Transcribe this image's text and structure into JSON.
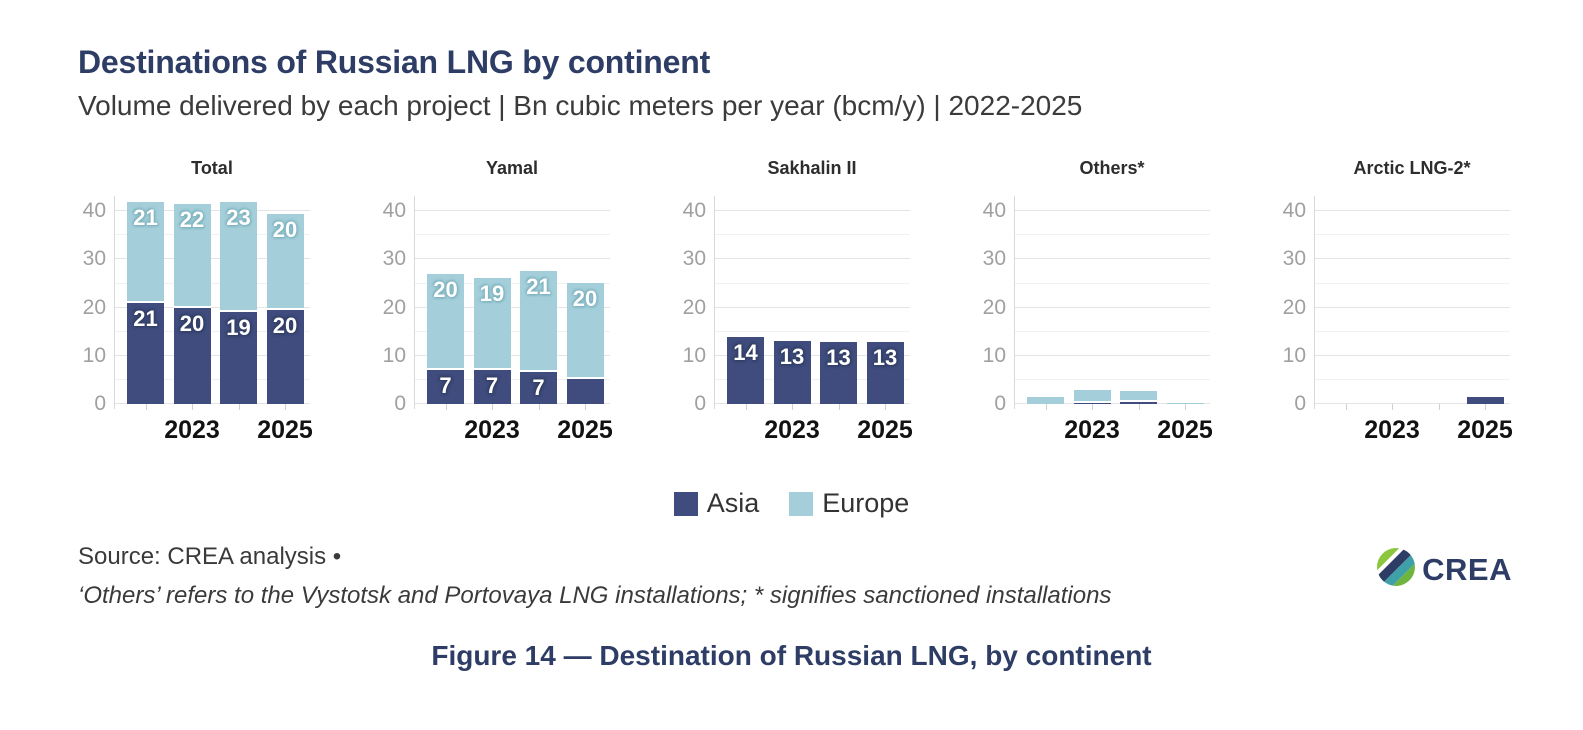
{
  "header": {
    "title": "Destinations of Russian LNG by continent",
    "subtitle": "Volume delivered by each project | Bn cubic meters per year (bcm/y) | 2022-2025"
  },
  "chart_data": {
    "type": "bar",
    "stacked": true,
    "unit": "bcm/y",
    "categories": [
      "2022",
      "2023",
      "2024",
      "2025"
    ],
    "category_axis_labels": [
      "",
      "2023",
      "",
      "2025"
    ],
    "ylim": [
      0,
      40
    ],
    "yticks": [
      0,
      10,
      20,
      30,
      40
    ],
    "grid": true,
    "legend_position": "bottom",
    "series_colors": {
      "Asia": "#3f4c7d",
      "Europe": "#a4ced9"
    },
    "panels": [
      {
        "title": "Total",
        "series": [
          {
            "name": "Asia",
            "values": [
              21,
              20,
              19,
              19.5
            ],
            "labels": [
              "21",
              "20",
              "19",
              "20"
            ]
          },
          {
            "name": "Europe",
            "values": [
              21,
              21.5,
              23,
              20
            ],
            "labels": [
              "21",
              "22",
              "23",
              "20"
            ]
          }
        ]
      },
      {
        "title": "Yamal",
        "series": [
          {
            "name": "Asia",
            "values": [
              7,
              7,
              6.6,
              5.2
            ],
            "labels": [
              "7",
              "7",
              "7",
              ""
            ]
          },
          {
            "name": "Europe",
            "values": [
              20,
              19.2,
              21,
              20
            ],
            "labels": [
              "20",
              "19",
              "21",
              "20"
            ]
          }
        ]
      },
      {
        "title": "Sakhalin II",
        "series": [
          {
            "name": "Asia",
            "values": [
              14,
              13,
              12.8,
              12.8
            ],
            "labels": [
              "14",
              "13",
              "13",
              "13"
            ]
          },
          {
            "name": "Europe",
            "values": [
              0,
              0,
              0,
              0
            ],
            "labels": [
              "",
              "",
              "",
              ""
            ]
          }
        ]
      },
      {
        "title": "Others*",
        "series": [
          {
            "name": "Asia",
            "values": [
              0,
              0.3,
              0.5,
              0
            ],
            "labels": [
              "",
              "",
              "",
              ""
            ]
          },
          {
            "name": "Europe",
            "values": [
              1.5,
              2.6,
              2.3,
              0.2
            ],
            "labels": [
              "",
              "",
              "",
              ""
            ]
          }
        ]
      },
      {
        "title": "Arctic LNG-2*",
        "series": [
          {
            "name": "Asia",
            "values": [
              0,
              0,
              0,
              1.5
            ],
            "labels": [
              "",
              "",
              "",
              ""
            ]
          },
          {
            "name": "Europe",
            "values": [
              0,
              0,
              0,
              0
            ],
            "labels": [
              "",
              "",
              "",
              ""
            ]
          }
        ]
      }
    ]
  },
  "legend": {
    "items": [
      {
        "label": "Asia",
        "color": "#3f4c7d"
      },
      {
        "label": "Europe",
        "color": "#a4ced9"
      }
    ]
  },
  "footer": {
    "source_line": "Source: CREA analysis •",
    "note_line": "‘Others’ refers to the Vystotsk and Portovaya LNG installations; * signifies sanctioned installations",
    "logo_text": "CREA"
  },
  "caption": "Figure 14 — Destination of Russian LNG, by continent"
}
---------------
- **WHAT YOU ARE ASKED TO DO**:
Quote every record above exactly, leaving out the pictures.

- **WORKED ANSWER**:
Transcribe this image's text and structure into JSON.
{
  "header": {
    "title": "Destinations of Russian LNG by continent",
    "subtitle": "Volume delivered by each project | Bn cubic meters per year (bcm/y) | 2022-2025"
  },
  "chart_data": {
    "type": "bar",
    "stacked": true,
    "unit": "bcm/y",
    "categories": [
      "2022",
      "2023",
      "2024",
      "2025"
    ],
    "category_axis_labels": [
      "",
      "2023",
      "",
      "2025"
    ],
    "ylim": [
      0,
      40
    ],
    "yticks": [
      0,
      10,
      20,
      30,
      40
    ],
    "grid": true,
    "legend_position": "bottom",
    "series_colors": {
      "Asia": "#3f4c7d",
      "Europe": "#a4ced9"
    },
    "panels": [
      {
        "title": "Total",
        "series": [
          {
            "name": "Asia",
            "values": [
              21,
              20,
              19,
              19.5
            ],
            "labels": [
              "21",
              "20",
              "19",
              "20"
            ]
          },
          {
            "name": "Europe",
            "values": [
              21,
              21.5,
              23,
              20
            ],
            "labels": [
              "21",
              "22",
              "23",
              "20"
            ]
          }
        ]
      },
      {
        "title": "Yamal",
        "series": [
          {
            "name": "Asia",
            "values": [
              7,
              7,
              6.6,
              5.2
            ],
            "labels": [
              "7",
              "7",
              "7",
              ""
            ]
          },
          {
            "name": "Europe",
            "values": [
              20,
              19.2,
              21,
              20
            ],
            "labels": [
              "20",
              "19",
              "21",
              "20"
            ]
          }
        ]
      },
      {
        "title": "Sakhalin II",
        "series": [
          {
            "name": "Asia",
            "values": [
              14,
              13,
              12.8,
              12.8
            ],
            "labels": [
              "14",
              "13",
              "13",
              "13"
            ]
          },
          {
            "name": "Europe",
            "values": [
              0,
              0,
              0,
              0
            ],
            "labels": [
              "",
              "",
              "",
              ""
            ]
          }
        ]
      },
      {
        "title": "Others*",
        "series": [
          {
            "name": "Asia",
            "values": [
              0,
              0.3,
              0.5,
              0
            ],
            "labels": [
              "",
              "",
              "",
              ""
            ]
          },
          {
            "name": "Europe",
            "values": [
              1.5,
              2.6,
              2.3,
              0.2
            ],
            "labels": [
              "",
              "",
              "",
              ""
            ]
          }
        ]
      },
      {
        "title": "Arctic LNG-2*",
        "series": [
          {
            "name": "Asia",
            "values": [
              0,
              0,
              0,
              1.5
            ],
            "labels": [
              "",
              "",
              "",
              ""
            ]
          },
          {
            "name": "Europe",
            "values": [
              0,
              0,
              0,
              0
            ],
            "labels": [
              "",
              "",
              "",
              ""
            ]
          }
        ]
      }
    ]
  },
  "legend": {
    "items": [
      {
        "label": "Asia",
        "color": "#3f4c7d"
      },
      {
        "label": "Europe",
        "color": "#a4ced9"
      }
    ]
  },
  "footer": {
    "source_line": "Source: CREA analysis •",
    "note_line": "‘Others’ refers to the Vystotsk and Portovaya LNG installations; * signifies sanctioned installations",
    "logo_text": "CREA"
  },
  "caption": "Figure 14 — Destination of Russian LNG, by continent"
}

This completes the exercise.